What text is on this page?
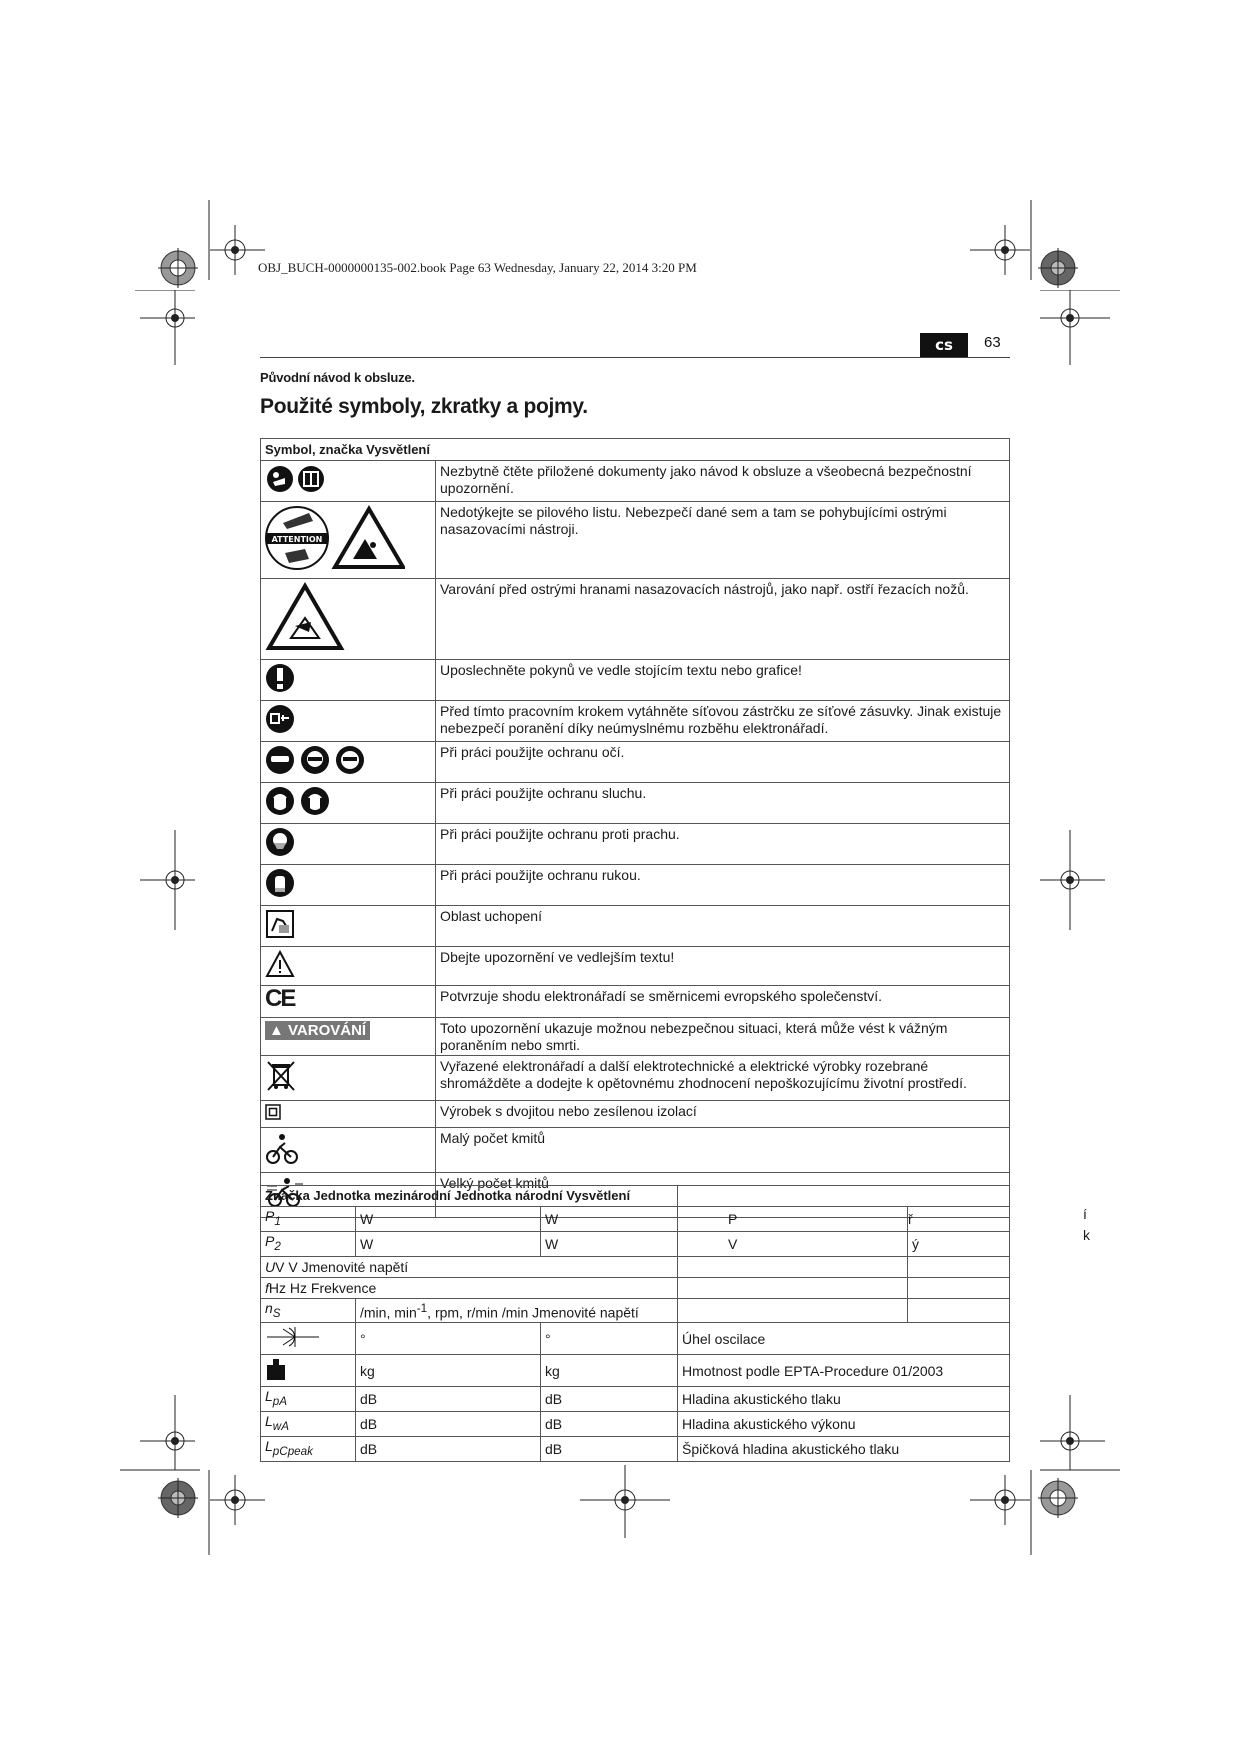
OBJ_BUCH-0000000135-002.book Page 63 Wednesday, January 22, 2014 3:20 PM
cs	63
Původní návod k obsluze.
Použité symboly, zkratky a pojmy.
Symbol, značka Vysvětlení	
	Nezbytně čtěte přiložené dokumenty jako návod k obsluze a všeobecná bezpečnostní upozornění.

ATTENTION	Nedotýkejte se pilového listu. Nebezpečí dané sem a tam se pohybujícími ostrými nasazovacími nástroji.
	Varování před ostrými hranami nasazovacích nástrojů, jako např. ostří řezacích nožů.
	Uposlechněte pokynů ve vedle stojícím textu nebo grafice!
	Před tímto pracovním krokem vytáhněte síťovou zástrčku ze síťové zásuvky. Jinak existuje nebezpečí poranění díky neúmyslnému rozběhu elektronářadí.
	Při práci použijte ochranu očí.
	Při práci použijte ochranu sluchu.
	Při práci použijte ochranu proti prachu.
	Při práci použijte ochranu rukou.
	Oblast uchopení
	Dbejte upozornění ve vedlejším textu!
CE	Potvrzuje shodu elektronářadí se směrnicemi evropského společenství.
▲ VAROVÁNÍ	Toto upozornění ukazuje možnou nebezpečnou situaci, která může vést k vážným poraněním nebo smrti.
	Vyřazené elektronářadí a další elektrotechnické a elektrické výrobky rozebrané shromážděte a dodejte k opětovnému zhodnocení nepoškozujícímu životní prostředí.
	Výrobek s dvojitou nebo zesílenou izolací
	Malý počet kmitů
	Velký počet kmitů
Značka Jednotka mezinárodní Jednotka národní Vysvětlení				
$P_1$	W	W	P	ř
$P_2$	W	W	V	ý
UV V Jmenovité napětí				
fHz Hz Frekvence				
$n_S$	/min, $\min^{-1}$, rpm, r/min /min Jmenovité napětí			
	°	°	Úhel oscilace	
	kg	kg	Hmotnost podle EPTA-Procedure 01/2003	
$L_{pA}$	dB	dB	Hladina akustického tlaku	
$L_{wA}$	dB	dB	Hladina akustického výkonu	
$L_{pCpeak}$	dB	dB	Špičková hladina akustického tlaku	
í
k
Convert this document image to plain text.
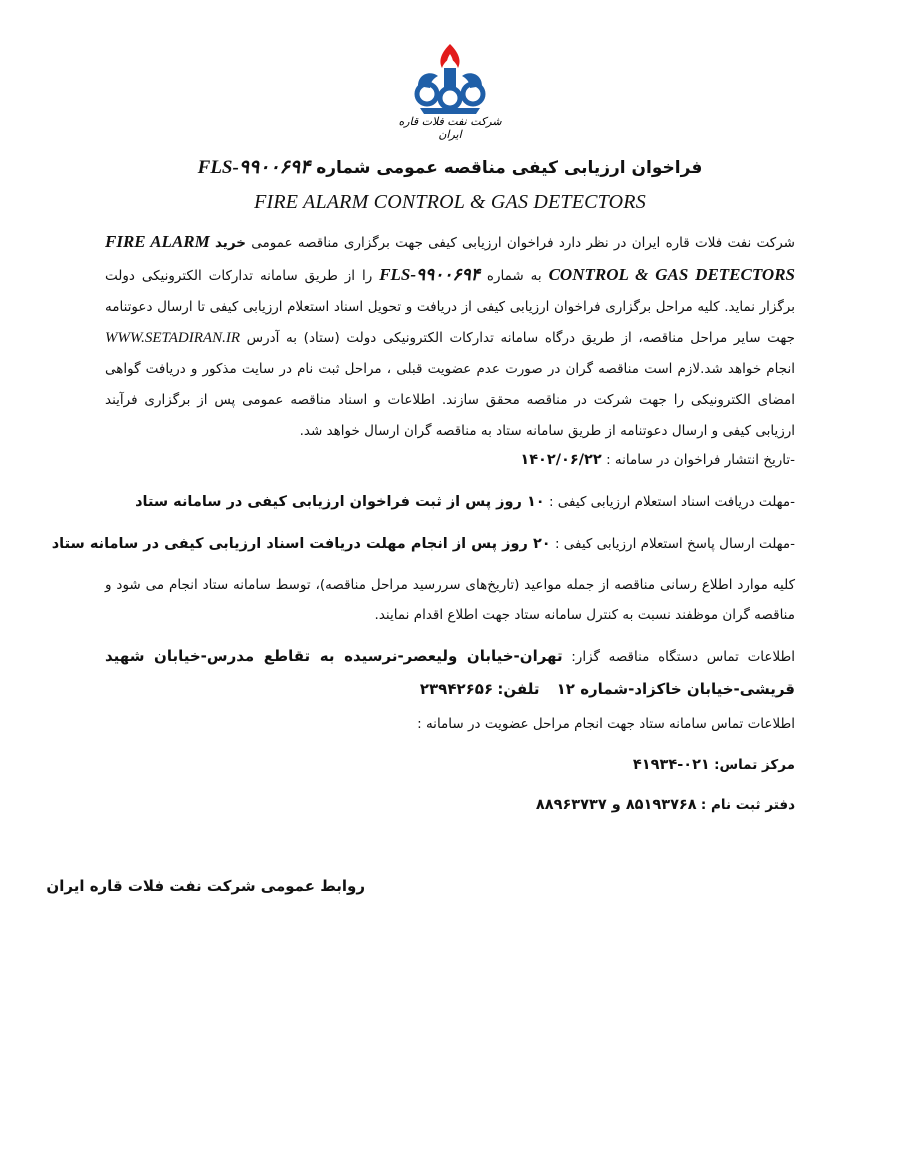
شرکت نفت فلات قاره ایران
فراخوان ارزیابی کیفی مناقصه عمومی شماره FLS-۹۹۰۰۶۹۴
FIRE ALARM CONTROL & GAS DETECTORS
شرکت نفت فلات قاره ایران در نظر دارد فراخوان ارزیابی کیفی جهت برگزاری مناقصه عمومی خرید FIRE ALARM CONTROL & GAS DETECTORS به شماره FLS-۹۹۰۰۶۹۴ را از طریق سامانه تدارکات الکترونیکی دولت برگزار نماید. کلیه مراحل برگزاری فراخوان ارزیابی کیفی از دریافت و تحویل اسناد استعلام ارزیابی کیفی تا ارسال دعوتنامه جهت سایر مراحل مناقصه، از طریق درگاه سامانه تدارکات الکترونیکی دولت (ستاد) به آدرس WWW.SETADIRAN.IR انجام خواهد شد.لازم است مناقصه گران در صورت عدم عضویت قبلی ، مراحل ثبت نام در سایت مذکور و دریافت گواهی امضای الکترونیکی را جهت شرکت در مناقصه محقق سازند. اطلاعات و اسناد مناقصه عمومی پس از برگزاری فرآیند ارزیابی کیفی و ارسال دعوتنامه از طریق سامانه ستاد به مناقصه گران ارسال خواهد شد.
-تاریخ انتشار فراخوان در سامانه : ۱۴۰۲/۰۶/۲۲
-مهلت دریافت اسناد استعلام ارزیابی کیفی : ۱۰ روز پس از ثبت فراخوان ارزیابی کیفی در سامانه ستاد
-مهلت ارسال پاسخ استعلام ارزیابی کیفی : ۲۰ روز پس از انجام مهلت دریافت اسناد ارزیابی کیفی در سامانه ستاد
کلیه موارد اطلاع رسانی مناقصه از جمله مواعید (تاریخ‌های سررسید مراحل مناقصه)، توسط سامانه ستاد انجام می شود و مناقصه گران موظفند نسبت به کنترل سامانه ستاد جهت اطلاع اقدام نمایند.
اطلاعات تماس دستگاه مناقصه گزار: تهران-خیابان ولیعصر-نرسیده به تقاطع مدرس-خیابان شهید قریشی-خیابان خاکزاد-شماره ۱۲    تلفن: ۲۳۹۴۲۶۵۶
اطلاعات تماس سامانه ستاد جهت انجام مراحل عضویت در سامانه :
مرکز تماس: ۰۲۱-۴۱۹۳۴
دفتر ثبت نام : ۸۵۱۹۳۷۶۸ و ۸۸۹۶۳۷۳۷
روابط عمومی شرکت نفت فلات قاره ایران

◇ ◇ ◇ ◇ ◇ ◇ ◇

**TO BE DONE**
Scan the listing above. Gather each line that contains the word "elektronářadí".

**SOLUTION**
	Před tímto pracovním krokem vytáhněte síťovou zástrčku ze síťové zásuvky. Jinak existuje nebezpečí poranění díky neúmyslnému rozběhu elektronářadí.
CE	Potvrzuje shodu elektronářadí se směrnicemi evropského společenství.
	Vyřazené elektronářadí a další elektrotechnické a elektrické výrobky rozebrané shromážděte a dodejte k opětovnému zhodnocení nepoškozujícímu životní prostředí.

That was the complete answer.